* [Provided records]:
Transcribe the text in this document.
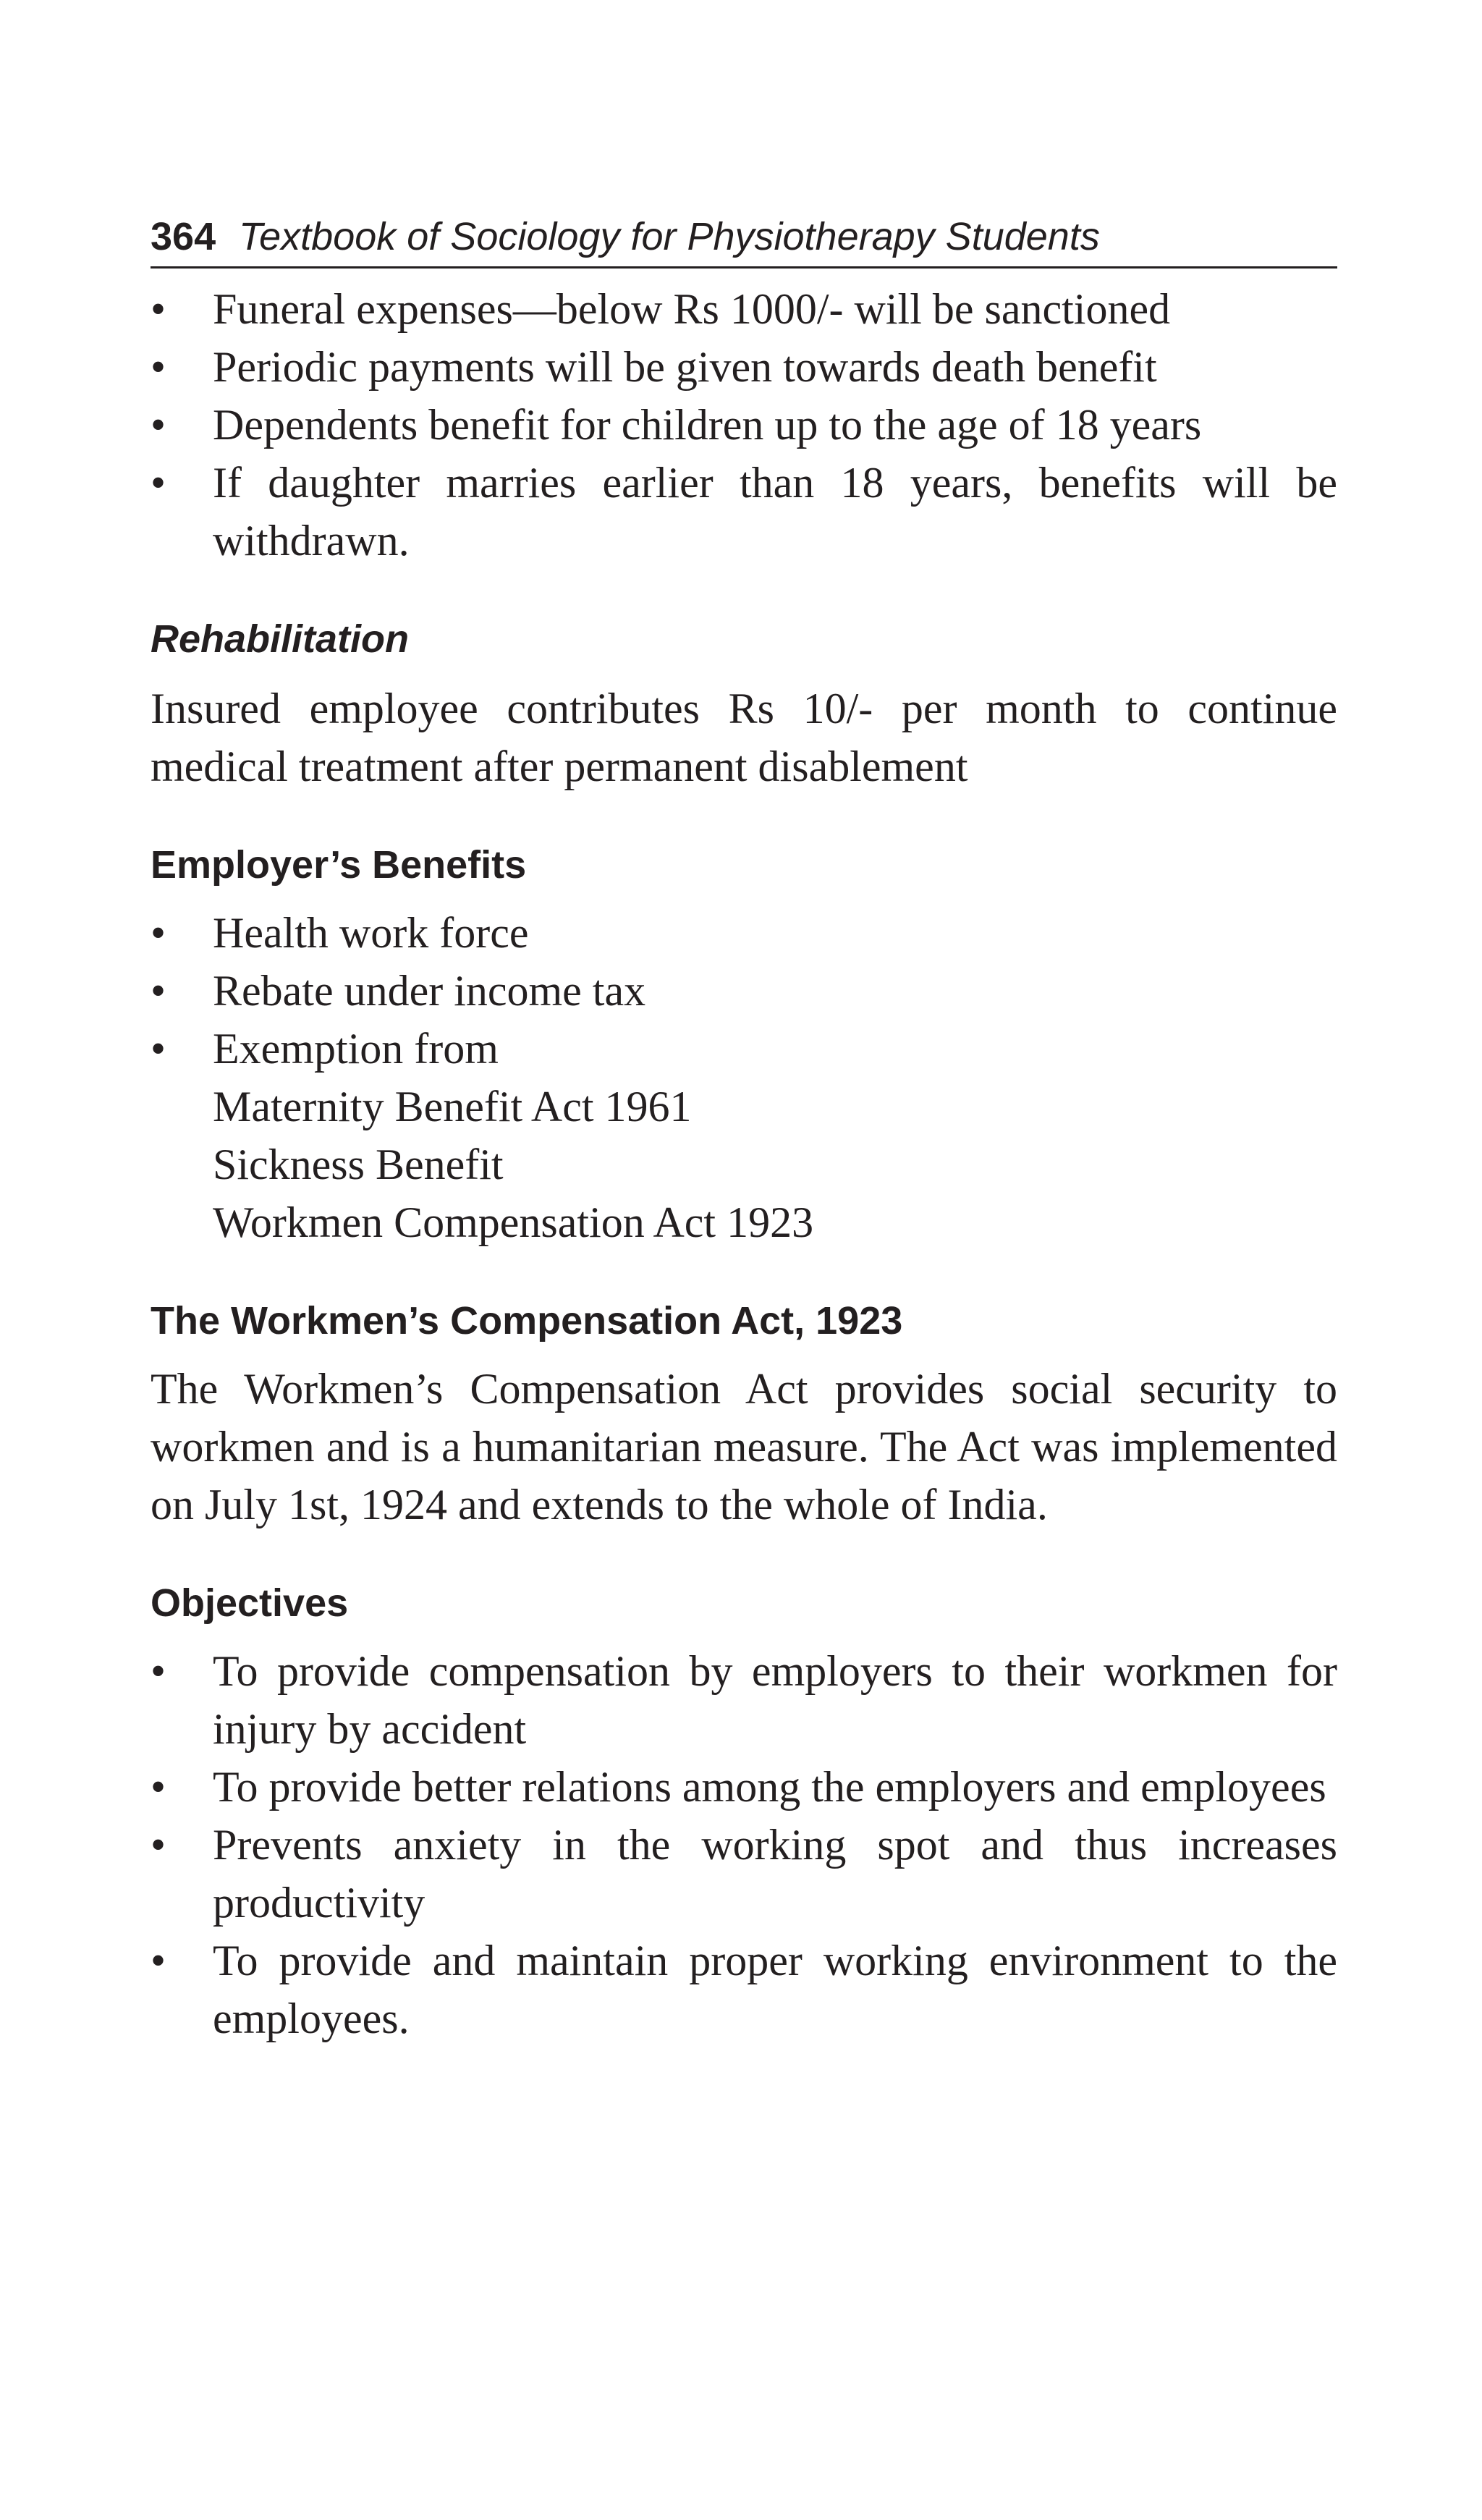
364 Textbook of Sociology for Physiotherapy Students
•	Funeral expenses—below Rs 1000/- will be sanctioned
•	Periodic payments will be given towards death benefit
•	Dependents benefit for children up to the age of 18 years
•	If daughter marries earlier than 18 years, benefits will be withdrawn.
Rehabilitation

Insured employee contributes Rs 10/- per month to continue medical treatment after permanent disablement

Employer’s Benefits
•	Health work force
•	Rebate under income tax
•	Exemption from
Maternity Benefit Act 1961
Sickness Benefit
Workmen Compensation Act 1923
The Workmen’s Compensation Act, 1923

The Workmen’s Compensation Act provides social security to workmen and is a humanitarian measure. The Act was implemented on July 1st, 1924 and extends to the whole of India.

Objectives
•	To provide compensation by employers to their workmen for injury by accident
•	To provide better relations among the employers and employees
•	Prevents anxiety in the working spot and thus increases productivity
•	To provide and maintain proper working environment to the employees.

* [Stated exercise]: Will you set down the records word for word while leaving out every picture?

* [Answer]:
Transcribe the text in this document.
364 Textbook of Sociology for Physiotherapy Students
•	Funeral expenses—below Rs 1000/- will be sanctioned
•	Periodic payments will be given towards death benefit
•	Dependents benefit for children up to the age of 18 years
•	If daughter marries earlier than 18 years, benefits will be withdrawn.
Rehabilitation

Insured employee contributes Rs 10/- per month to continue medical treatment after permanent disablement

Employer’s Benefits
•	Health work force
•	Rebate under income tax
•	Exemption from
Maternity Benefit Act 1961
Sickness Benefit
Workmen Compensation Act 1923
The Workmen’s Compensation Act, 1923

The Workmen’s Compensation Act provides social security to workmen and is a humanitarian measure. The Act was implemented on July 1st, 1924 and extends to the whole of India.

Objectives
•	To provide compensation by employers to their workmen for injury by accident
•	To provide better relations among the employers and employees
•	Prevents anxiety in the working spot and thus increases productivity
•	To provide and maintain proper working environment to the employees.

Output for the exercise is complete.